Instructions for the task:
Which lines of the records contain "ΝΕΟΕΛΛΗΝΙΚΗΣ"? Collect every one of them.

Records for the task:
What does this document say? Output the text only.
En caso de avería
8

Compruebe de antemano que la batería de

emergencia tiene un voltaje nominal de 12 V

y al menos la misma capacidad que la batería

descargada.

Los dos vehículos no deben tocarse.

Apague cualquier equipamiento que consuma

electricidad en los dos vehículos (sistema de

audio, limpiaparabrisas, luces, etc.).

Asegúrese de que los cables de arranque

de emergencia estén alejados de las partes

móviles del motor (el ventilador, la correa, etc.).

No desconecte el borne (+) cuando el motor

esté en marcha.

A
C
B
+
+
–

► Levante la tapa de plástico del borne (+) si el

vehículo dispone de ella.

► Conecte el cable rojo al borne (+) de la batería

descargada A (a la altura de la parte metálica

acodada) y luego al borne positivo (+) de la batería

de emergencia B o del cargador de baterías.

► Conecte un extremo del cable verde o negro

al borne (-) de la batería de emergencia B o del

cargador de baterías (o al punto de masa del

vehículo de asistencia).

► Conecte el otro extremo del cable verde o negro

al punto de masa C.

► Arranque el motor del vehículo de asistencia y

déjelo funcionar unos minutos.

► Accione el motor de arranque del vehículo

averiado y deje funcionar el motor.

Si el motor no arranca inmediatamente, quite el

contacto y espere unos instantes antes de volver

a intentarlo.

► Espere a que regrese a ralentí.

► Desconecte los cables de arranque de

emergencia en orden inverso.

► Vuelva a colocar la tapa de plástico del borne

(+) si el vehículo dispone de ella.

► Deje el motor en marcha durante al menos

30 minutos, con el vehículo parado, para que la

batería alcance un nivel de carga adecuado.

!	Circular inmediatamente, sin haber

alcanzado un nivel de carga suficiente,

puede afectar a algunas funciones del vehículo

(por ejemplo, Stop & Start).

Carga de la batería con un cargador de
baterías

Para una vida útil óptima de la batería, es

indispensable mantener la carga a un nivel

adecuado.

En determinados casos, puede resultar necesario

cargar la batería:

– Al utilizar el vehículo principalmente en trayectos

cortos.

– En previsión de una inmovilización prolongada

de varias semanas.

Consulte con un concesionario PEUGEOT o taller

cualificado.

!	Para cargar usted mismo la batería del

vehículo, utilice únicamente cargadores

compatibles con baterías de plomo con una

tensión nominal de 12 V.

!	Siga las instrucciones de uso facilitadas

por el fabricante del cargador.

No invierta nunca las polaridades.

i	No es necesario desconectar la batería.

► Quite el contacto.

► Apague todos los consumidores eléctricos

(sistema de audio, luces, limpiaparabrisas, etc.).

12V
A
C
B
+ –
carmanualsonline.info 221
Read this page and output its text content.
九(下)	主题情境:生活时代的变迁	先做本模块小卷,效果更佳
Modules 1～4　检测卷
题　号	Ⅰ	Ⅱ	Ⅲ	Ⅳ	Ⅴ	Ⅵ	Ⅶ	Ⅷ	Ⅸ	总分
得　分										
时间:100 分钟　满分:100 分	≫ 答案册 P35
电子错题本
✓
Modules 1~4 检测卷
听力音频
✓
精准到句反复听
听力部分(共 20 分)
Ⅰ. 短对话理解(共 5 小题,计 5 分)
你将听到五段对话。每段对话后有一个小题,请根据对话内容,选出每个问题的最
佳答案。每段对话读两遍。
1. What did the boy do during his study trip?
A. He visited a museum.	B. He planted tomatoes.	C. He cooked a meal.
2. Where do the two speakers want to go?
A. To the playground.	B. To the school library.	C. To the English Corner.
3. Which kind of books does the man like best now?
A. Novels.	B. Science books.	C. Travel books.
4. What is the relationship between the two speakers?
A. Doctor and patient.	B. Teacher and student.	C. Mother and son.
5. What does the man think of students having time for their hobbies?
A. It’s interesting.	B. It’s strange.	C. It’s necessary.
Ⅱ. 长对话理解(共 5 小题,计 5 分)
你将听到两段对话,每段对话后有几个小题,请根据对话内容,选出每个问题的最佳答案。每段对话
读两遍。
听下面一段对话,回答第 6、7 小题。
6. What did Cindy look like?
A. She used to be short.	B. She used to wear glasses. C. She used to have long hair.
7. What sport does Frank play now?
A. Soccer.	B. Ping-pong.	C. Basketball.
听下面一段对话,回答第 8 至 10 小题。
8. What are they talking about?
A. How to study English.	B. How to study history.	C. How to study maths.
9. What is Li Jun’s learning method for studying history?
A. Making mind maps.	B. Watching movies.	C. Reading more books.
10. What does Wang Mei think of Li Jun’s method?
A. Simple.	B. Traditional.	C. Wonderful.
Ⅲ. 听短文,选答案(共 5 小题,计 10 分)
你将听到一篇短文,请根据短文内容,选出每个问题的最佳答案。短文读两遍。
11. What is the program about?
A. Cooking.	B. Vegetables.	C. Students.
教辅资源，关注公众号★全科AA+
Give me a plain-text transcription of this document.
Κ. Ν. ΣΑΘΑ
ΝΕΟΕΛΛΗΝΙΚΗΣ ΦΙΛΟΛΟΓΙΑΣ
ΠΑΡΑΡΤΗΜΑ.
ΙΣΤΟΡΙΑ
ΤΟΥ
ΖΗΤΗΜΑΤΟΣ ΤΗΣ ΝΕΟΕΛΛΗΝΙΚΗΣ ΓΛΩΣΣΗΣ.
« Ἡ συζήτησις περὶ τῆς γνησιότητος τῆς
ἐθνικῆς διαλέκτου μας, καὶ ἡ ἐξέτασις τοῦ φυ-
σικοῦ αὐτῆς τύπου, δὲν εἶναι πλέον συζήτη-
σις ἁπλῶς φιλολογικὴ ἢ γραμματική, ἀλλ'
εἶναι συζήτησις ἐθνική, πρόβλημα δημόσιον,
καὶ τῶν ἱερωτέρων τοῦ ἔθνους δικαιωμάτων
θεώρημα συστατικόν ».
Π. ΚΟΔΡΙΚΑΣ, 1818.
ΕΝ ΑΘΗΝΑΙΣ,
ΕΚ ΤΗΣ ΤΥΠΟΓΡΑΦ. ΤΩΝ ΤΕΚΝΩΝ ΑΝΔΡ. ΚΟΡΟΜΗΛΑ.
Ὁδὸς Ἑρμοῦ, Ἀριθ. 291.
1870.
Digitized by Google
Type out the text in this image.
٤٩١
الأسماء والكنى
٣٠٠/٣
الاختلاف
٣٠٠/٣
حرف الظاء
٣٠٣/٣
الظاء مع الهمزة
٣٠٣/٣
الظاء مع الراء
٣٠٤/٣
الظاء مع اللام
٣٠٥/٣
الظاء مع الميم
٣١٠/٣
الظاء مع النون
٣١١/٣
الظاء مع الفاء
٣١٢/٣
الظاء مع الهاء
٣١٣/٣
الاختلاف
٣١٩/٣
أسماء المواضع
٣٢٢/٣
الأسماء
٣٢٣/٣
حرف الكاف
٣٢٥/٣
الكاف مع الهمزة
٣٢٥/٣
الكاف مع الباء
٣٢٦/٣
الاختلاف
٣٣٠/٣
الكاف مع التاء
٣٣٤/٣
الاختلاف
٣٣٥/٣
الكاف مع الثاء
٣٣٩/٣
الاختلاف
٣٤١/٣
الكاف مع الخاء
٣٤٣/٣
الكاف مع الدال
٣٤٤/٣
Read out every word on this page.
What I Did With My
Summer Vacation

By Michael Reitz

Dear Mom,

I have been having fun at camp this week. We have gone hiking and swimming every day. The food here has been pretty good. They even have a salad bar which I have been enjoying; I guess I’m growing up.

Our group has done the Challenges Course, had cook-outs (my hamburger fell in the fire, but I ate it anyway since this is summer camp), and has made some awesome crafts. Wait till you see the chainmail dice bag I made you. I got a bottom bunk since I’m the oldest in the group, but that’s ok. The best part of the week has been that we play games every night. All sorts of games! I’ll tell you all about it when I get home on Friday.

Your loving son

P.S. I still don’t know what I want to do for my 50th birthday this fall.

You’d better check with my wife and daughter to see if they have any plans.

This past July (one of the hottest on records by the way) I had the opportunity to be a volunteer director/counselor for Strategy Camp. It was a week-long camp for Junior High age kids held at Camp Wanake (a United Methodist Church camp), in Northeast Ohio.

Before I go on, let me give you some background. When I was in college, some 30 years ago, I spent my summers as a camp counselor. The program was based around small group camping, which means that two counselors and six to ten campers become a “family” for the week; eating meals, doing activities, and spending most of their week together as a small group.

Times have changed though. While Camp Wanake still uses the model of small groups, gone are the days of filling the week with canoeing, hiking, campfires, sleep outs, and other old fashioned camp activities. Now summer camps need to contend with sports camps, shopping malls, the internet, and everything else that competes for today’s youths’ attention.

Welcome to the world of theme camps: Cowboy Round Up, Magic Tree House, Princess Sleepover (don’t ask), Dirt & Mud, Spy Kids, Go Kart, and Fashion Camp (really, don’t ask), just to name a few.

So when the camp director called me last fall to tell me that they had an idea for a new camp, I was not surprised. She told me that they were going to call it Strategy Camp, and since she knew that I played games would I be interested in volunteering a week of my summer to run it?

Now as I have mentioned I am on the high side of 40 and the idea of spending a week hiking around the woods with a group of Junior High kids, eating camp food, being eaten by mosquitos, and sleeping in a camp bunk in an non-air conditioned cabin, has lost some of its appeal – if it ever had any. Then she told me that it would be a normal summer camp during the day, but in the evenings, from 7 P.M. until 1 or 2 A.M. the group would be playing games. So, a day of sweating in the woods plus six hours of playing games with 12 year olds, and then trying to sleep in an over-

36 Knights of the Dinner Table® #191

Full answer:
ΝΕΟΕΛΛΗΝΙΚΗΣ ΦΙΛΟΛΟΓΙΑΣ
ΖΗΤΗΜΑΤΟΣ ΤΗΣ ΝΕΟΕΛΛΗΝΙΚΗΣ ΓΛΩΣΣΗΣ.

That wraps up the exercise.